### Work required
In the entries that follow, find the word "left" and report each line it is on.

===== Provided entries

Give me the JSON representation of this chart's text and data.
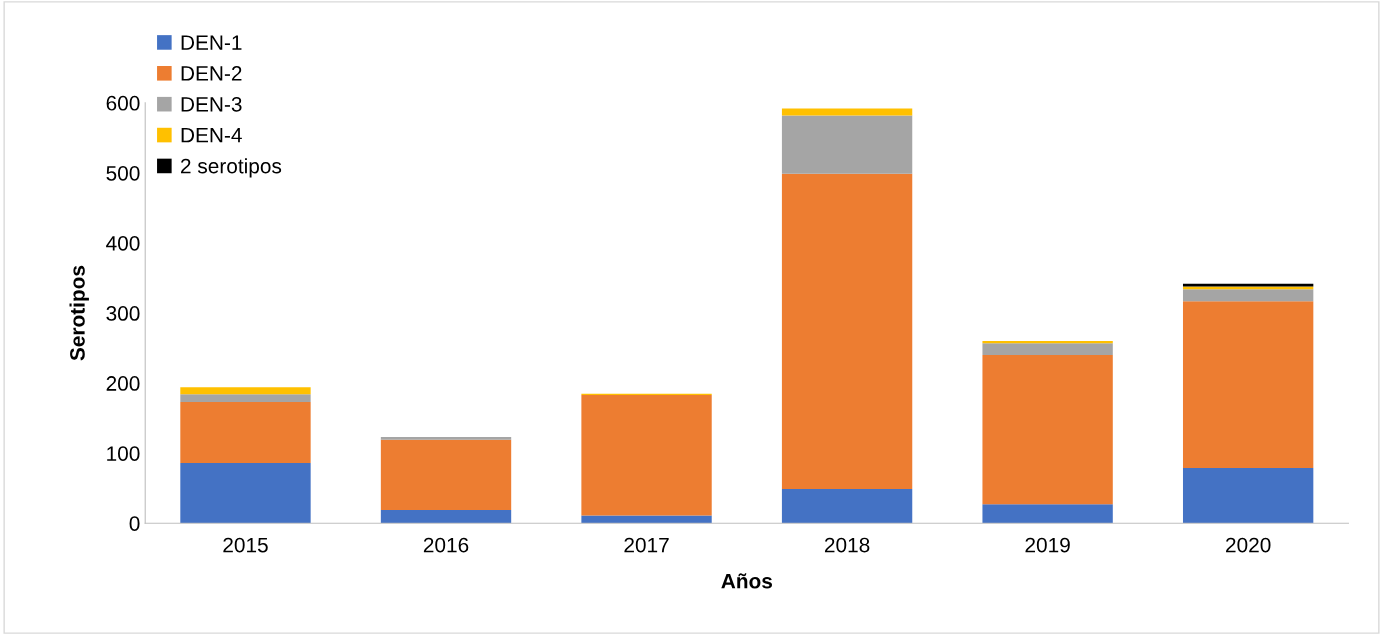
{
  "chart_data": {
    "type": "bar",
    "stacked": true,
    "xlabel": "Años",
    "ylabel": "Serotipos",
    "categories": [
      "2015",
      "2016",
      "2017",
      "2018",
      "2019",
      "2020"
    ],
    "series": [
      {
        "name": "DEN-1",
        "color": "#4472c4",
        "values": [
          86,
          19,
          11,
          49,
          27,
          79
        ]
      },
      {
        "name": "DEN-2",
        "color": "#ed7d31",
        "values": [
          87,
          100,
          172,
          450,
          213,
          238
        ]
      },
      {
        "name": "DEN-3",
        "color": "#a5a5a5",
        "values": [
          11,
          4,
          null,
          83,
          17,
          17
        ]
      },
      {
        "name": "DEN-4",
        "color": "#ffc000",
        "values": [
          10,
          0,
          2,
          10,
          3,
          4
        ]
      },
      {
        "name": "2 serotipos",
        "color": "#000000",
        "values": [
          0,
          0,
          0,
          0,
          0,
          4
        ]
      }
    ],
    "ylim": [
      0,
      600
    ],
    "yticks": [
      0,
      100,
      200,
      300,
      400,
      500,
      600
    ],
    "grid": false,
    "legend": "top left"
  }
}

==========
===== Provided entries

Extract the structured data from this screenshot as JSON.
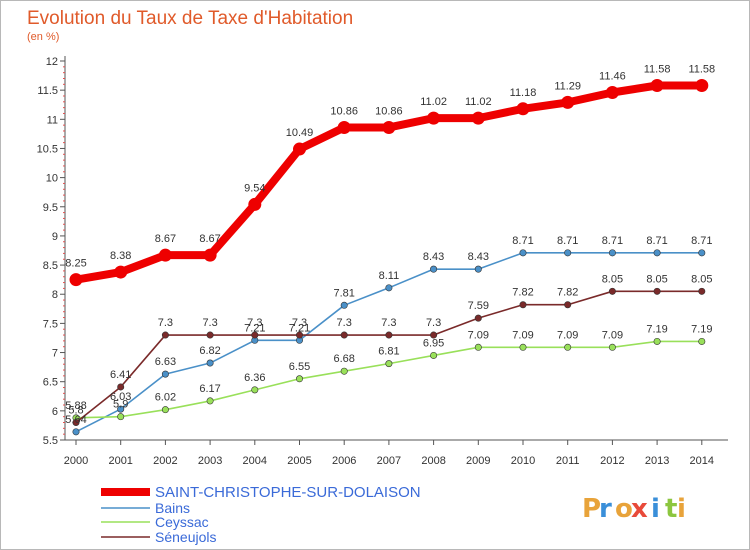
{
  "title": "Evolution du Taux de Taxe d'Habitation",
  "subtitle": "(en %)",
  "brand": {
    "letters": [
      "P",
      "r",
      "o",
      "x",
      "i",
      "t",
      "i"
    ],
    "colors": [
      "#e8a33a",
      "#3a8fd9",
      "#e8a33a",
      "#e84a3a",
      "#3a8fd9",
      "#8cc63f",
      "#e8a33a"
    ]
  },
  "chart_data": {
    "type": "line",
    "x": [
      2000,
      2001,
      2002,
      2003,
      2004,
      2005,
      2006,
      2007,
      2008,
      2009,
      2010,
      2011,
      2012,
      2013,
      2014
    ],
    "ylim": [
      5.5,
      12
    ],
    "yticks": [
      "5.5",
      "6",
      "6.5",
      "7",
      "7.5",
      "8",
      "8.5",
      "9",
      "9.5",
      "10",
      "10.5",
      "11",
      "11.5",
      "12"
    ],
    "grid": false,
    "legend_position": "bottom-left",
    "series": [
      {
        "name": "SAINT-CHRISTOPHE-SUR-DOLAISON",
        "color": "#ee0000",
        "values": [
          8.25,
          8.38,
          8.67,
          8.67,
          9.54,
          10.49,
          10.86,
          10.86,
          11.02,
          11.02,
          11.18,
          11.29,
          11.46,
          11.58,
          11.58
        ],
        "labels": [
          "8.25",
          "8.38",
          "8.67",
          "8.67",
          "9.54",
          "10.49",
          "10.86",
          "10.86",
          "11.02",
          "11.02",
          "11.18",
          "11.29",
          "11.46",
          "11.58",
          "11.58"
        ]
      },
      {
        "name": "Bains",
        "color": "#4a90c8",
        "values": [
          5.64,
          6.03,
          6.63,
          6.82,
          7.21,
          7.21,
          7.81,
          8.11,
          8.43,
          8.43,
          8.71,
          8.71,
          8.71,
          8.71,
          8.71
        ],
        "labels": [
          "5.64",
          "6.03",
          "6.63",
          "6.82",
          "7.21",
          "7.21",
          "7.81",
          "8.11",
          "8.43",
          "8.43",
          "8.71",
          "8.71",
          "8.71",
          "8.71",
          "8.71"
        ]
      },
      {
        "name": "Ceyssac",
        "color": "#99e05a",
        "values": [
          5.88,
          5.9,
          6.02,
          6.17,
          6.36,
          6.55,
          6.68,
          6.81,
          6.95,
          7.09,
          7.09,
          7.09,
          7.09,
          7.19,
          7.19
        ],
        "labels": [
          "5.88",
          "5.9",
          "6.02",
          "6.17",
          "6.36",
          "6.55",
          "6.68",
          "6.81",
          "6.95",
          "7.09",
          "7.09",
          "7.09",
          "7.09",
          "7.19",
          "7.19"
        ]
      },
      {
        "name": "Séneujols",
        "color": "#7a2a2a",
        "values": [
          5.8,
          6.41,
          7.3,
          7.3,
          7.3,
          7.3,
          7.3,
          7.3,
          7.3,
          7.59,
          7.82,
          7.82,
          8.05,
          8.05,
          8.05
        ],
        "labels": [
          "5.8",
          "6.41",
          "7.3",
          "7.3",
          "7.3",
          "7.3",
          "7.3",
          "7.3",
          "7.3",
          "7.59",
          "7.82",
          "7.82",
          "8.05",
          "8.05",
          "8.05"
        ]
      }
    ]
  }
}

==========
===== Provided entries

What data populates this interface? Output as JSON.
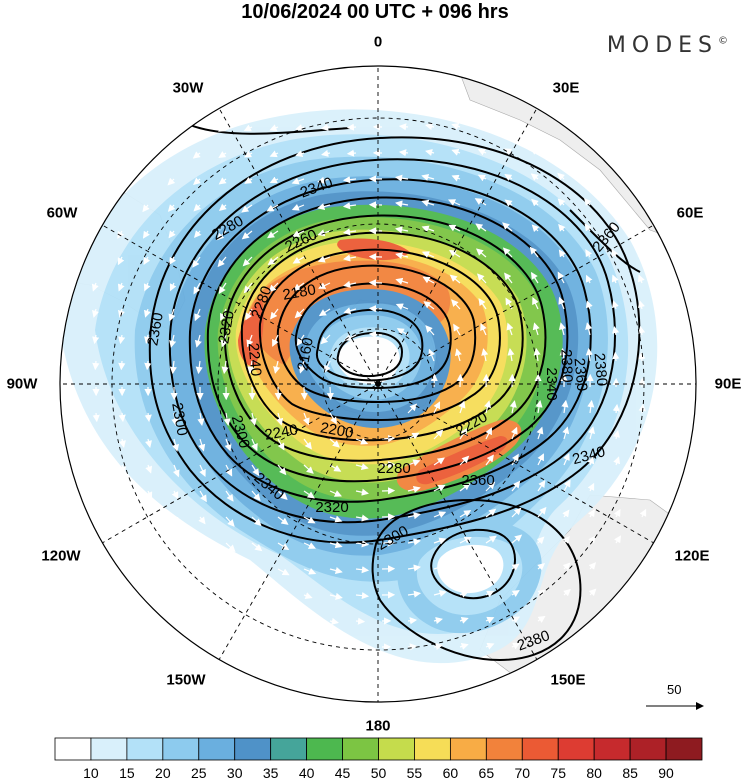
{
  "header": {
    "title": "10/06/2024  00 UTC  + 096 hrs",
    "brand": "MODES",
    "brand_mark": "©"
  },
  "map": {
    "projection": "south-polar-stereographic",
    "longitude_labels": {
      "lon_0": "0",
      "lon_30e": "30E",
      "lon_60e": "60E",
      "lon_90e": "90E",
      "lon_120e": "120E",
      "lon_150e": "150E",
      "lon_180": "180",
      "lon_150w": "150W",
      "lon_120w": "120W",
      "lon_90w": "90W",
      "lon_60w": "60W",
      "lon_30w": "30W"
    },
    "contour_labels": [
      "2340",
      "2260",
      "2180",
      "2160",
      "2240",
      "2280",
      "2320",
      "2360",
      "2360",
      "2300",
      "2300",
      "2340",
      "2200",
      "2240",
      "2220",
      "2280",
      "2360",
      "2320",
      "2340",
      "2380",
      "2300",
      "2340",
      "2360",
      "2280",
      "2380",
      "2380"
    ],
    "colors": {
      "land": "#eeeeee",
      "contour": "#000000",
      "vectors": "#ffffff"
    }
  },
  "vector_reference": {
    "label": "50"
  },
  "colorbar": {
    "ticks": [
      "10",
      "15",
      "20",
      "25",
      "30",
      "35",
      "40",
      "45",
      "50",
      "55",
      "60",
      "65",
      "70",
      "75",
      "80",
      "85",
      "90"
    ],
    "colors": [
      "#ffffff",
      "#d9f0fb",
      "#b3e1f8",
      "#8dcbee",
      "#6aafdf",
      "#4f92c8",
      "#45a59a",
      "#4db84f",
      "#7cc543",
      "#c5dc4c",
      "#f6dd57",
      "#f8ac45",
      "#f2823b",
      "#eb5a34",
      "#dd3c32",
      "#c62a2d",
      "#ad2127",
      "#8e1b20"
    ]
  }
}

==========

### The result
    "legend": "top left"
    "legend_position": "bottom-left",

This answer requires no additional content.